- [Aim of the task] Work through the data line by line, gathering every line that has the word "offset".

- [Material]
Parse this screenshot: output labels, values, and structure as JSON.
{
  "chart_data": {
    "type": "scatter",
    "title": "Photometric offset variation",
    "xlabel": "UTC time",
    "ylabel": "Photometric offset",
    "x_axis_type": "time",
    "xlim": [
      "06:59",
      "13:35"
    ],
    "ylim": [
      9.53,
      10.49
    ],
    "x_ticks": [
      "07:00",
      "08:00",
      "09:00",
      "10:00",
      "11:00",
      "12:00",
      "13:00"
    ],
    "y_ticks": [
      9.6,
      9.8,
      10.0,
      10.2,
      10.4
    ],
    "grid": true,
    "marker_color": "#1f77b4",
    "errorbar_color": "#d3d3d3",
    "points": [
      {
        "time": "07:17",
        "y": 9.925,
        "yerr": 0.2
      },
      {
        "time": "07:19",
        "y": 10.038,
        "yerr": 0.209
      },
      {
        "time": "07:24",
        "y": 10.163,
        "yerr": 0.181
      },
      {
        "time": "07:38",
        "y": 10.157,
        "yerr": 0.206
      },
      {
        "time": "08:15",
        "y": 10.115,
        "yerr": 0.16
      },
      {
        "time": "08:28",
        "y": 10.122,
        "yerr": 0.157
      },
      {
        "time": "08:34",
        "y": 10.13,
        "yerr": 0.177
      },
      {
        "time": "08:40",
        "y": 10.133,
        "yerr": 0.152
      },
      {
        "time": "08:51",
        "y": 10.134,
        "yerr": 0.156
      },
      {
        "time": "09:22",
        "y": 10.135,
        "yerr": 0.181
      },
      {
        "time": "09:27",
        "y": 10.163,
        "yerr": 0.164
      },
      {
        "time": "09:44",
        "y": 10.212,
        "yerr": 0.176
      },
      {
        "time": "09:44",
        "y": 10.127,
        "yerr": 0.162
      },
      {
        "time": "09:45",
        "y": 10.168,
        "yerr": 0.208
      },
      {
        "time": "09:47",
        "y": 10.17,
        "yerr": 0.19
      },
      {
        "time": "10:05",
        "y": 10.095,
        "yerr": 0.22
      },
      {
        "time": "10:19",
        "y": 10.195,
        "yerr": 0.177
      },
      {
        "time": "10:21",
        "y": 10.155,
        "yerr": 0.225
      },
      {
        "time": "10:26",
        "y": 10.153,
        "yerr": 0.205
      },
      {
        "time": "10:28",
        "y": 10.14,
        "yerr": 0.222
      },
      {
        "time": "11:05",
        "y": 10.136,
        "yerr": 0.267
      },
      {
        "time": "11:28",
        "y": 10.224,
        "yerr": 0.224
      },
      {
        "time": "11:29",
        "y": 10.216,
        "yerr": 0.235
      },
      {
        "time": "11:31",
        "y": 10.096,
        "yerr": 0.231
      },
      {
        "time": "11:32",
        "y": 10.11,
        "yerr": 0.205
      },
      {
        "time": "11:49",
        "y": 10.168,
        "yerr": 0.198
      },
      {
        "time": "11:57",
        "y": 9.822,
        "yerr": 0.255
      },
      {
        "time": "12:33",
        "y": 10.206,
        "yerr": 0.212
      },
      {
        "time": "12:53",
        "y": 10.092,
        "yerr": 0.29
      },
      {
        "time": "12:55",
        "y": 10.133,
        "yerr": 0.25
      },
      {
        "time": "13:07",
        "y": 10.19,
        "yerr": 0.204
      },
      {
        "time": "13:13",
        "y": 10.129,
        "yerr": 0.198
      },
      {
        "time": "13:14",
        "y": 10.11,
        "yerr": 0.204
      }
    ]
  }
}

- [Answer below]
    "title": "Photometric offset variation",
    "ylabel": "Photometric offset",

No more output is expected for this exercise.